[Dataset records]

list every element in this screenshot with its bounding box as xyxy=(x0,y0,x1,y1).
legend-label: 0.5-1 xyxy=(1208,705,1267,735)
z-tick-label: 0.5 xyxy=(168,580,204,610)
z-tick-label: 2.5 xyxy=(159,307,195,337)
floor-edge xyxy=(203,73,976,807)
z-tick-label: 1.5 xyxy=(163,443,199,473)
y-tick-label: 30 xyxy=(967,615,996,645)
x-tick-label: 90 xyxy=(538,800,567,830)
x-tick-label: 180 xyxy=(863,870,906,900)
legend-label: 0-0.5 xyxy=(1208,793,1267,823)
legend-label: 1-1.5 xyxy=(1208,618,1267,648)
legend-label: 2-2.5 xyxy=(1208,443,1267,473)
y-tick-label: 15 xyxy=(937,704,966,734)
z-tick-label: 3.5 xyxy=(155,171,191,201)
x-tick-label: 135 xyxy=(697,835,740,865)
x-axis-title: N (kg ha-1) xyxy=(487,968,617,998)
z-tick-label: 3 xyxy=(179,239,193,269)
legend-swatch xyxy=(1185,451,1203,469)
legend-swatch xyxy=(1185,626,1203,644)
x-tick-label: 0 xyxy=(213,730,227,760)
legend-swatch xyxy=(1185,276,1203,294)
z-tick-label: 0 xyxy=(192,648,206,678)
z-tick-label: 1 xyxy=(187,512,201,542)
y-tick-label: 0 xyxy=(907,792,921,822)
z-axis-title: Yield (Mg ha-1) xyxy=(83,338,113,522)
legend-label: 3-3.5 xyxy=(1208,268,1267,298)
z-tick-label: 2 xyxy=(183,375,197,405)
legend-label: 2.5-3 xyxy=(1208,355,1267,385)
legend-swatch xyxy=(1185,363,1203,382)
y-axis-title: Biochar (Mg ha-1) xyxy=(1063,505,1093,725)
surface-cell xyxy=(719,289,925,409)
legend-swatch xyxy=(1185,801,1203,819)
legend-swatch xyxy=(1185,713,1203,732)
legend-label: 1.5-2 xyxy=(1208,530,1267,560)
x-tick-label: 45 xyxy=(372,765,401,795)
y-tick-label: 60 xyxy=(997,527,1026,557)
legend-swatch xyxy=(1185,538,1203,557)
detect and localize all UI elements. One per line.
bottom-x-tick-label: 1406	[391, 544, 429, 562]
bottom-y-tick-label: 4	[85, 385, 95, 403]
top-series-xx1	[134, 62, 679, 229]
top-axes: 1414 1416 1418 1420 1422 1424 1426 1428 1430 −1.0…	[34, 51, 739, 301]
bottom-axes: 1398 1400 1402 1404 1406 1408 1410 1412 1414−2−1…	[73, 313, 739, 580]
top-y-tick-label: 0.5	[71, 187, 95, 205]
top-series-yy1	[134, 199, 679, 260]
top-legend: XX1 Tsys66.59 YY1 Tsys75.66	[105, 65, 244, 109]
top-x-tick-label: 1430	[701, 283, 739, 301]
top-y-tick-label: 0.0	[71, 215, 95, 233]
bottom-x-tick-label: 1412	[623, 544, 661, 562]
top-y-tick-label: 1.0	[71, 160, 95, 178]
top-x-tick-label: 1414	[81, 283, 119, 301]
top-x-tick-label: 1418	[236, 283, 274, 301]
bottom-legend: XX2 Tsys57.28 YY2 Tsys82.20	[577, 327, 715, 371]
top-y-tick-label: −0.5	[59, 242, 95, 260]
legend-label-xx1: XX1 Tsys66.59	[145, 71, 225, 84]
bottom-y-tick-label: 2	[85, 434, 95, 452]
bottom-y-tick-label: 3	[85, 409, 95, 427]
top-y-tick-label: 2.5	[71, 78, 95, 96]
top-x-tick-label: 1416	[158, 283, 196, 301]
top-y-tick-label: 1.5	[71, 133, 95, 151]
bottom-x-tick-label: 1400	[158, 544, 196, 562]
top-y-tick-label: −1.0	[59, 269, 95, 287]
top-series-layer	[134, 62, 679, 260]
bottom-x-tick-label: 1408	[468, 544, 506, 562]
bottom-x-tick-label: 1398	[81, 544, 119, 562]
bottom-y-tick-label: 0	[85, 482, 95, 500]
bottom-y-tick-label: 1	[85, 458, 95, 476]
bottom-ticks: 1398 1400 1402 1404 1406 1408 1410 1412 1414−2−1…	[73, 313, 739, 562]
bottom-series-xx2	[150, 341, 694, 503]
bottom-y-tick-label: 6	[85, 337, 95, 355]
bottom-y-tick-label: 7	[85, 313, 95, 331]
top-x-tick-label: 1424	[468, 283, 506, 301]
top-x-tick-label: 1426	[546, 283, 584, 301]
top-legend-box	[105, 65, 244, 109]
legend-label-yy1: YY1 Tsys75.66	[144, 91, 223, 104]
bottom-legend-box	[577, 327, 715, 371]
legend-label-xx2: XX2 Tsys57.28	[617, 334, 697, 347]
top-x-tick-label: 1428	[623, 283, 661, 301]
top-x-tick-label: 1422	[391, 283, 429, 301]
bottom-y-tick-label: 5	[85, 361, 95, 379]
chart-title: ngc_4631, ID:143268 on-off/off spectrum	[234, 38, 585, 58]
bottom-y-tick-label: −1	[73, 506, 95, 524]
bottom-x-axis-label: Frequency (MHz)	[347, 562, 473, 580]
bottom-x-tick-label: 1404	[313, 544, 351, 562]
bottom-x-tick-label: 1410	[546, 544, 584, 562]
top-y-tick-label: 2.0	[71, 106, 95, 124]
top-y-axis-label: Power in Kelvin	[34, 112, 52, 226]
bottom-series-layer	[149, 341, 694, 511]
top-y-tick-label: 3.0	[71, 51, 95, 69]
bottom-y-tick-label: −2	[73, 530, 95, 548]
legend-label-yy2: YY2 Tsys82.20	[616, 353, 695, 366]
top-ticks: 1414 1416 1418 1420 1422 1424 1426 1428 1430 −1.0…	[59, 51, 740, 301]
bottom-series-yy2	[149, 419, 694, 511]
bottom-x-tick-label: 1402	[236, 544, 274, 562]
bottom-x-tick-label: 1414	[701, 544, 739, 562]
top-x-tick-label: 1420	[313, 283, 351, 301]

WORK TO COMPLETE:
Count the lines in the listing above that contain the string "ticks", treating uppercase and lowercase as different. Reply with the number only.

THE RESULT:
2